Output the part of the article on Anschutz Exploration's Wyoming acquisition that begins with the words containing "Inquiries have also" and ends with "story was posted.", copied word for word.
------ EXTRACT ------
The Powder River Basin’s largest private oil and gas operator is about to get a whole lot bigger.
Denver-Based Anschutz Exploration Corp. has acquired all of the interests owned by the Oxy/Anadarko group in northeast Wyoming spread across multiple counties, according to a notification letter obtained by Cowboy State Daily that was sent to multiple operators in the basin.
It’s not clear from the letter how many leases or how much production is involved in the transaction, but the Oxy/Anadarko group had owned 350,000 acres of mineral interests stretching from Powder River County, Montana, in the north to Natrona, Converse and Niobrara counties in the south of the PRB.
Anschutz had 460,000 net acres according to literature it was passing out last year, which would make its new holdings potentially up to 810,000 net acres.
The acquisition notice is dated Oct. 17, but says the acquisition was effective Sept. 1.
Representatives of Anschutz, which is a privately held company, did not respond to emailed inquiries about the purchase, and a representative of the company hung up on Cowboy State Daily as soon as the individual heard the word “reporter.”
Inquiries have also been sent to Occidental Petroleum, which trades as Oxy on the stock market, about the sale, but had not received a response at the time this story was posted.
------ RECORDED INFORMATION ------
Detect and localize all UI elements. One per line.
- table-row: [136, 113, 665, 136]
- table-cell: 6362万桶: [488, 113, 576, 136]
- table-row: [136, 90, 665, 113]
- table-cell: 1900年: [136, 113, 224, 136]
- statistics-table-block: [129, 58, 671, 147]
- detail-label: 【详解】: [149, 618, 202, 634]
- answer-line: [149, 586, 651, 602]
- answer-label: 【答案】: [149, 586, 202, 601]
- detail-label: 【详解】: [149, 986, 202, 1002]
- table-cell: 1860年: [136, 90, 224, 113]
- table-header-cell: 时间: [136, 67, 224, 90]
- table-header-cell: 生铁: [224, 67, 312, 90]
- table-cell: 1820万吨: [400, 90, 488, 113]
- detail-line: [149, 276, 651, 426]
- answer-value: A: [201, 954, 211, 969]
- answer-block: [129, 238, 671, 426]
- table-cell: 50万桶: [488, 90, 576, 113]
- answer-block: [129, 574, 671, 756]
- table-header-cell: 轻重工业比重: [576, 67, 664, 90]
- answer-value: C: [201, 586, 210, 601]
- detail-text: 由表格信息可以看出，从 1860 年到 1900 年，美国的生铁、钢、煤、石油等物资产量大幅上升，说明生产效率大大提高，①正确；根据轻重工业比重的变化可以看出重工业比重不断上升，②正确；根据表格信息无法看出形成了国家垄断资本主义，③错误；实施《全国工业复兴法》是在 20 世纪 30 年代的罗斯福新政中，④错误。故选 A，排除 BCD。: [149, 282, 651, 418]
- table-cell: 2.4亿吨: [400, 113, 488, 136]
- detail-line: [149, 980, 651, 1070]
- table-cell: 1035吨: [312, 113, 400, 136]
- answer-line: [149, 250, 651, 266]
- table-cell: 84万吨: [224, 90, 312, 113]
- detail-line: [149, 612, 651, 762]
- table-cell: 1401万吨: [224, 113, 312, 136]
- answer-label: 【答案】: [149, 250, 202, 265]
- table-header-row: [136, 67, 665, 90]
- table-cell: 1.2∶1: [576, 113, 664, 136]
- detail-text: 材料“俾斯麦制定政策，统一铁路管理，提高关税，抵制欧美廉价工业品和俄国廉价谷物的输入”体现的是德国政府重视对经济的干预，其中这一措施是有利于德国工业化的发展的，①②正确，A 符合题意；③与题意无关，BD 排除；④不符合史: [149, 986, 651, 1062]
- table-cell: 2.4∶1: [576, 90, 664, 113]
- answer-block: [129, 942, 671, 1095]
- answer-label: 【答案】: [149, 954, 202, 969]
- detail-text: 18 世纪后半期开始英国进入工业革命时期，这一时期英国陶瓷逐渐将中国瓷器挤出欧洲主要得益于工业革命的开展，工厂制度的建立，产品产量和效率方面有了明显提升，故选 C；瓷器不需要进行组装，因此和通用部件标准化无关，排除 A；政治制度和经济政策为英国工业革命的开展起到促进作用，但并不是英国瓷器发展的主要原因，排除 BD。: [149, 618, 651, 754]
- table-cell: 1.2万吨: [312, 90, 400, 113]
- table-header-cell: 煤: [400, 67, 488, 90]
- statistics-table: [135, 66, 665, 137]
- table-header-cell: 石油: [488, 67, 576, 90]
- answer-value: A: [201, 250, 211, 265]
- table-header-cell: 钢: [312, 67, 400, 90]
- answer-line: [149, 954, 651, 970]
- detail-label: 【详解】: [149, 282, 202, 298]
------
- [EXERCISE RESPONSE]
Inquiries have also been sent to Occidental Petroleum, which trades as Oxy on the stock market, about the sale, but had not received a response at the time this story was posted.